Data entries:

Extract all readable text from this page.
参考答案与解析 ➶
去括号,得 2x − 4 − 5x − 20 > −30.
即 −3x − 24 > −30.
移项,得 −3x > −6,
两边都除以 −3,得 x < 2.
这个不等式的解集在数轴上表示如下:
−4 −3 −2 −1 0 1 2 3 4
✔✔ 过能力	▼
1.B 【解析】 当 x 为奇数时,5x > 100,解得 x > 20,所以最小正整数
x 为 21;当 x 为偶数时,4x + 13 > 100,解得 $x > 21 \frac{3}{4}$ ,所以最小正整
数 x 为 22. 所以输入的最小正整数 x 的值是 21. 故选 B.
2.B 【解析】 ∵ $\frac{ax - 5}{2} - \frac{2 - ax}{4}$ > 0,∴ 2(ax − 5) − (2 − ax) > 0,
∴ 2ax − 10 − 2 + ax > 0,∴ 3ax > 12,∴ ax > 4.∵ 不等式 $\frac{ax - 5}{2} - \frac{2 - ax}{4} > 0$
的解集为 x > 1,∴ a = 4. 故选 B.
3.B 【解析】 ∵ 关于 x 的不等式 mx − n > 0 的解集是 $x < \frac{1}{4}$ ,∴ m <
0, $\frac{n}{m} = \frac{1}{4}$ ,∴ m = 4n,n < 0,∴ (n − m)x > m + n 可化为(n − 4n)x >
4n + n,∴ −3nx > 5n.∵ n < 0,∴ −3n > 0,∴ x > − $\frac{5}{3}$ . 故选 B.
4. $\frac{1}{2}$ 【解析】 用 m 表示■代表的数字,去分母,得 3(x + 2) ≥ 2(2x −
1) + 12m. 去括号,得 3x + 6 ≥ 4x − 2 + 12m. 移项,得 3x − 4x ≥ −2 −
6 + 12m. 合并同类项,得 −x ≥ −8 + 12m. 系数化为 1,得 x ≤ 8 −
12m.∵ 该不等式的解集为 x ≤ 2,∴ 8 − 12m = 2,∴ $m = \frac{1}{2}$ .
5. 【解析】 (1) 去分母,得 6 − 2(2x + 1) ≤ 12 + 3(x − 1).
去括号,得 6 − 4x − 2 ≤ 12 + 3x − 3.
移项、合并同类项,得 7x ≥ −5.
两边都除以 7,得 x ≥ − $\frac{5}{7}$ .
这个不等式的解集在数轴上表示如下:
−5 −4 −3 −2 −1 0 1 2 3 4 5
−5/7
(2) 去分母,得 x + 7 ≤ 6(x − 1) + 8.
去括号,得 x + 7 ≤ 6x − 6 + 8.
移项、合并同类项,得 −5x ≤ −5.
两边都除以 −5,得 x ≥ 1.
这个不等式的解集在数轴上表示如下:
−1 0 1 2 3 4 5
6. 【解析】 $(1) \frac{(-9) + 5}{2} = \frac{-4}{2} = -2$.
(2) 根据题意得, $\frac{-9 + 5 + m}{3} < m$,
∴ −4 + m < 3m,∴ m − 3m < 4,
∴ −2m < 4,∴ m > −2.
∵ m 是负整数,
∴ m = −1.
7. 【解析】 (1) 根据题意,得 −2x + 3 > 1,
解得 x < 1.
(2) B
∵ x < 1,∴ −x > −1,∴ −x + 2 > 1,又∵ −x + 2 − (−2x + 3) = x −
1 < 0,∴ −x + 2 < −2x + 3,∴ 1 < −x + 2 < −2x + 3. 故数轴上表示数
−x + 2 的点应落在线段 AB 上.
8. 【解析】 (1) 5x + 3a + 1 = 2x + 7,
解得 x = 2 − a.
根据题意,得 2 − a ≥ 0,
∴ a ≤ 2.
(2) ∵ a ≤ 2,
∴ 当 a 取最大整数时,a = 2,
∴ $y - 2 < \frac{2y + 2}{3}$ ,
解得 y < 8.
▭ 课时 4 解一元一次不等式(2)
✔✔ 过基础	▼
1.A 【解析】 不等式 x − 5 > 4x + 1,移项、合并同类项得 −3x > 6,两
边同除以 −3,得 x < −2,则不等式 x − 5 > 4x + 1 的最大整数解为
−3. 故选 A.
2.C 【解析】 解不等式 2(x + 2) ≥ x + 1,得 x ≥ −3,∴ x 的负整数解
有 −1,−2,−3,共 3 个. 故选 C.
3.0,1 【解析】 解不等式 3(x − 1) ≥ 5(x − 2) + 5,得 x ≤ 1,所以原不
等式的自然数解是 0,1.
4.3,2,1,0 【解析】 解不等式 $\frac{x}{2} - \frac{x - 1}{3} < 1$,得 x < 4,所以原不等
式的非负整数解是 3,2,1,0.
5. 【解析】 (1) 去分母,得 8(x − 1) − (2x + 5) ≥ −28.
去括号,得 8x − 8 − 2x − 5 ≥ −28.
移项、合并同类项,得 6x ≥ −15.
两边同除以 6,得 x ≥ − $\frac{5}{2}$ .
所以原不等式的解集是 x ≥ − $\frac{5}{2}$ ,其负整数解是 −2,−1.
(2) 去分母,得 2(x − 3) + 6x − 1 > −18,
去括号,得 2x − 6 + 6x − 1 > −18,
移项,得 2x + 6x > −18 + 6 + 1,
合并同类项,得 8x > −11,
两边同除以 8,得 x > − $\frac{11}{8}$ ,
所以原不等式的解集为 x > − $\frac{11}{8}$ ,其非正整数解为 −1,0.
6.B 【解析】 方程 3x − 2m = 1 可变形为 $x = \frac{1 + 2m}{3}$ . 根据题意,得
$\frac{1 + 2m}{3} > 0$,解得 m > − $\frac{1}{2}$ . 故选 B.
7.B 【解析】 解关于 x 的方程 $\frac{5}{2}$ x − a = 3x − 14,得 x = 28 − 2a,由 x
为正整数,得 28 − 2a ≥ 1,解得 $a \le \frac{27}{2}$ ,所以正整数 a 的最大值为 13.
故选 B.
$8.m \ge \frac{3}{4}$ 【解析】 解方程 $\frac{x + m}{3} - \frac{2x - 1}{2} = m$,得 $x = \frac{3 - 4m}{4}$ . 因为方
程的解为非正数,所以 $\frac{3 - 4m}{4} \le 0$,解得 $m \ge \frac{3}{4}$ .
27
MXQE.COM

» TASK INSTRUCTIONS: Every record should be given again exactly.

» RESULT OF THE EXERCISE:
Extract all readable text from this page.
参考答案与解析 ➶
去括号,得 2x − 4 − 5x − 20 > −30.
即 −3x − 24 > −30.
移项,得 −3x > −6,
两边都除以 −3,得 x < 2.
这个不等式的解集在数轴上表示如下:
−4 −3 −2 −1 0 1 2 3 4
✔✔ 过能力	▼
1.B 【解析】 当 x 为奇数时,5x > 100,解得 x > 20,所以最小正整数
x 为 21;当 x 为偶数时,4x + 13 > 100,解得 $x > 21 \frac{3}{4}$ ,所以最小正整
数 x 为 22. 所以输入的最小正整数 x 的值是 21. 故选 B.
2.B 【解析】 ∵ $\frac{ax - 5}{2} - \frac{2 - ax}{4}$ > 0,∴ 2(ax − 5) − (2 − ax) > 0,
∴ 2ax − 10 − 2 + ax > 0,∴ 3ax > 12,∴ ax > 4.∵ 不等式 $\frac{ax - 5}{2} - \frac{2 - ax}{4} > 0$
的解集为 x > 1,∴ a = 4. 故选 B.
3.B 【解析】 ∵ 关于 x 的不等式 mx − n > 0 的解集是 $x < \frac{1}{4}$ ,∴ m <
0, $\frac{n}{m} = \frac{1}{4}$ ,∴ m = 4n,n < 0,∴ (n − m)x > m + n 可化为(n − 4n)x >
4n + n,∴ −3nx > 5n.∵ n < 0,∴ −3n > 0,∴ x > − $\frac{5}{3}$ . 故选 B.
4. $\frac{1}{2}$ 【解析】 用 m 表示■代表的数字,去分母,得 3(x + 2) ≥ 2(2x −
1) + 12m. 去括号,得 3x + 6 ≥ 4x − 2 + 12m. 移项,得 3x − 4x ≥ −2 −
6 + 12m. 合并同类项,得 −x ≥ −8 + 12m. 系数化为 1,得 x ≤ 8 −
12m.∵ 该不等式的解集为 x ≤ 2,∴ 8 − 12m = 2,∴ $m = \frac{1}{2}$ .
5. 【解析】 (1) 去分母,得 6 − 2(2x + 1) ≤ 12 + 3(x − 1).
去括号,得 6 − 4x − 2 ≤ 12 + 3x − 3.
移项、合并同类项,得 7x ≥ −5.
两边都除以 7,得 x ≥ − $\frac{5}{7}$ .
这个不等式的解集在数轴上表示如下:
−5 −4 −3 −2 −1 0 1 2 3 4 5
−5/7
(2) 去分母,得 x + 7 ≤ 6(x − 1) + 8.
去括号,得 x + 7 ≤ 6x − 6 + 8.
移项、合并同类项,得 −5x ≤ −5.
两边都除以 −5,得 x ≥ 1.
这个不等式的解集在数轴上表示如下:
−1 0 1 2 3 4 5
6. 【解析】 $(1) \frac{(-9) + 5}{2} = \frac{-4}{2} = -2$.
(2) 根据题意得, $\frac{-9 + 5 + m}{3} < m$,
∴ −4 + m < 3m,∴ m − 3m < 4,
∴ −2m < 4,∴ m > −2.
∵ m 是负整数,
∴ m = −1.
7. 【解析】 (1) 根据题意,得 −2x + 3 > 1,
解得 x < 1.
(2) B
∵ x < 1,∴ −x > −1,∴ −x + 2 > 1,又∵ −x + 2 − (−2x + 3) = x −
1 < 0,∴ −x + 2 < −2x + 3,∴ 1 < −x + 2 < −2x + 3. 故数轴上表示数
−x + 2 的点应落在线段 AB 上.
8. 【解析】 (1) 5x + 3a + 1 = 2x + 7,
解得 x = 2 − a.
根据题意,得 2 − a ≥ 0,
∴ a ≤ 2.
(2) ∵ a ≤ 2,
∴ 当 a 取最大整数时,a = 2,
∴ $y - 2 < \frac{2y + 2}{3}$ ,
解得 y < 8.
▭ 课时 4 解一元一次不等式(2)
✔✔ 过基础	▼
1.A 【解析】 不等式 x − 5 > 4x + 1,移项、合并同类项得 −3x > 6,两
边同除以 −3,得 x < −2,则不等式 x − 5 > 4x + 1 的最大整数解为
−3. 故选 A.
2.C 【解析】 解不等式 2(x + 2) ≥ x + 1,得 x ≥ −3,∴ x 的负整数解
有 −1,−2,−3,共 3 个. 故选 C.
3.0,1 【解析】 解不等式 3(x − 1) ≥ 5(x − 2) + 5,得 x ≤ 1,所以原不
等式的自然数解是 0,1.
4.3,2,1,0 【解析】 解不等式 $\frac{x}{2} - \frac{x - 1}{3} < 1$,得 x < 4,所以原不等
式的非负整数解是 3,2,1,0.
5. 【解析】 (1) 去分母,得 8(x − 1) − (2x + 5) ≥ −28.
去括号,得 8x − 8 − 2x − 5 ≥ −28.
移项、合并同类项,得 6x ≥ −15.
两边同除以 6,得 x ≥ − $\frac{5}{2}$ .
所以原不等式的解集是 x ≥ − $\frac{5}{2}$ ,其负整数解是 −2,−1.
(2) 去分母,得 2(x − 3) + 6x − 1 > −18,
去括号,得 2x − 6 + 6x − 1 > −18,
移项,得 2x + 6x > −18 + 6 + 1,
合并同类项,得 8x > −11,
两边同除以 8,得 x > − $\frac{11}{8}$ ,
所以原不等式的解集为 x > − $\frac{11}{8}$ ,其非正整数解为 −1,0.
6.B 【解析】 方程 3x − 2m = 1 可变形为 $x = \frac{1 + 2m}{3}$ . 根据题意,得
$\frac{1 + 2m}{3} > 0$,解得 m > − $\frac{1}{2}$ . 故选 B.
7.B 【解析】 解关于 x 的方程 $\frac{5}{2}$ x − a = 3x − 14,得 x = 28 − 2a,由 x
为正整数,得 28 − 2a ≥ 1,解得 $a \le \frac{27}{2}$ ,所以正整数 a 的最大值为 13.
故选 B.
$8.m \ge \frac{3}{4}$ 【解析】 解方程 $\frac{x + m}{3} - \frac{2x - 1}{2} = m$,得 $x = \frac{3 - 4m}{4}$ . 因为方
程的解为非正数,所以 $\frac{3 - 4m}{4} \le 0$,解得 $m \ge \frac{3}{4}$ .
27
MXQE.COM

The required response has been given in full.